[start DATA FOR THIS EXERCISE]

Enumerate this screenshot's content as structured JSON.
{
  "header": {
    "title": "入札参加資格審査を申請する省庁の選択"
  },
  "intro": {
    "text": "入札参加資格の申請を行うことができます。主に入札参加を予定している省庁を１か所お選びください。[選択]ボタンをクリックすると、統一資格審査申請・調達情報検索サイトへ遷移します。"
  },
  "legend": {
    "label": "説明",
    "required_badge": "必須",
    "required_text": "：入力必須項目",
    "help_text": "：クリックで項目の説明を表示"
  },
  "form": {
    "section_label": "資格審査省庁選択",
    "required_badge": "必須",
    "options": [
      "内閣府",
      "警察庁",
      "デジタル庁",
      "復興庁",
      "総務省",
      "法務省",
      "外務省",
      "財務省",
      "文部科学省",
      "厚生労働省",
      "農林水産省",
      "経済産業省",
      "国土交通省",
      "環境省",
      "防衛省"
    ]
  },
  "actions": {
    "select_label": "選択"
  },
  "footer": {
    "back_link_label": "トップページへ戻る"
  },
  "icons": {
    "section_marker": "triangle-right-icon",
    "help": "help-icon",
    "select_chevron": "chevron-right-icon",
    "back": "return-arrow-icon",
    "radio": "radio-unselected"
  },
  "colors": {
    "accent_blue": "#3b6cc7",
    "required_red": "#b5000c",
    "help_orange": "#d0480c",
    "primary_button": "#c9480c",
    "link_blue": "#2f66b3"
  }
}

[end DATA FOR THIS EXERCISE]
[start DATA FOR THIS EXERCISE]

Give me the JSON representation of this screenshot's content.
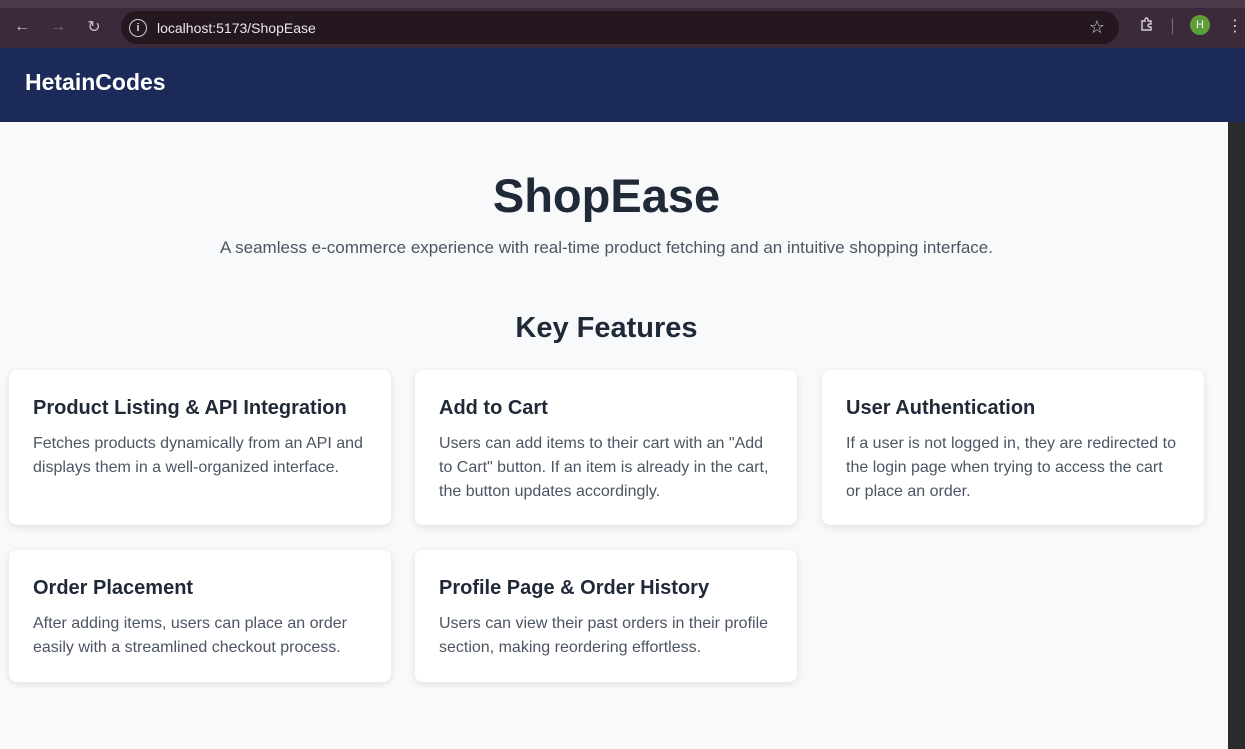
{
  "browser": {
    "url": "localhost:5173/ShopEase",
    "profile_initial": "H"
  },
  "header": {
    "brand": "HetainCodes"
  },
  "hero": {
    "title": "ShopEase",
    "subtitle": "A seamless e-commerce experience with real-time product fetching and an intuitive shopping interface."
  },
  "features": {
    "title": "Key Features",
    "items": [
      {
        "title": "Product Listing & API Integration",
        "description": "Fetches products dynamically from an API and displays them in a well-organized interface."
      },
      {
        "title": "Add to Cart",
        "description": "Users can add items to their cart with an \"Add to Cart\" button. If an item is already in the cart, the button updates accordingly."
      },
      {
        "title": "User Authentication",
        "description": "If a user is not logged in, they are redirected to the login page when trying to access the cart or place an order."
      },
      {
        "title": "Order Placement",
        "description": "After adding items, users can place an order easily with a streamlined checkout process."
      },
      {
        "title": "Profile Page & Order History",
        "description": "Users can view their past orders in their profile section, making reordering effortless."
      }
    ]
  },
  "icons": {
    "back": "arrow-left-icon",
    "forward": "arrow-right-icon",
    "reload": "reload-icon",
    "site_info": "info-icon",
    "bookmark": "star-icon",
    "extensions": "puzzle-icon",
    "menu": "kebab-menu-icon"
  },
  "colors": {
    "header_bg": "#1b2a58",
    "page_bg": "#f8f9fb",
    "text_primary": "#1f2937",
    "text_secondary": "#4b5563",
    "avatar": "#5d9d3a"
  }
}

[end DATA FOR THIS EXERCISE]

OBJECTIVE:
Gather all lines of the records that include the word "JSON".

FINAL RESULT:
Enumerate this screenshot's content as structured JSON.
Give me the JSON representation of this screenshot's content.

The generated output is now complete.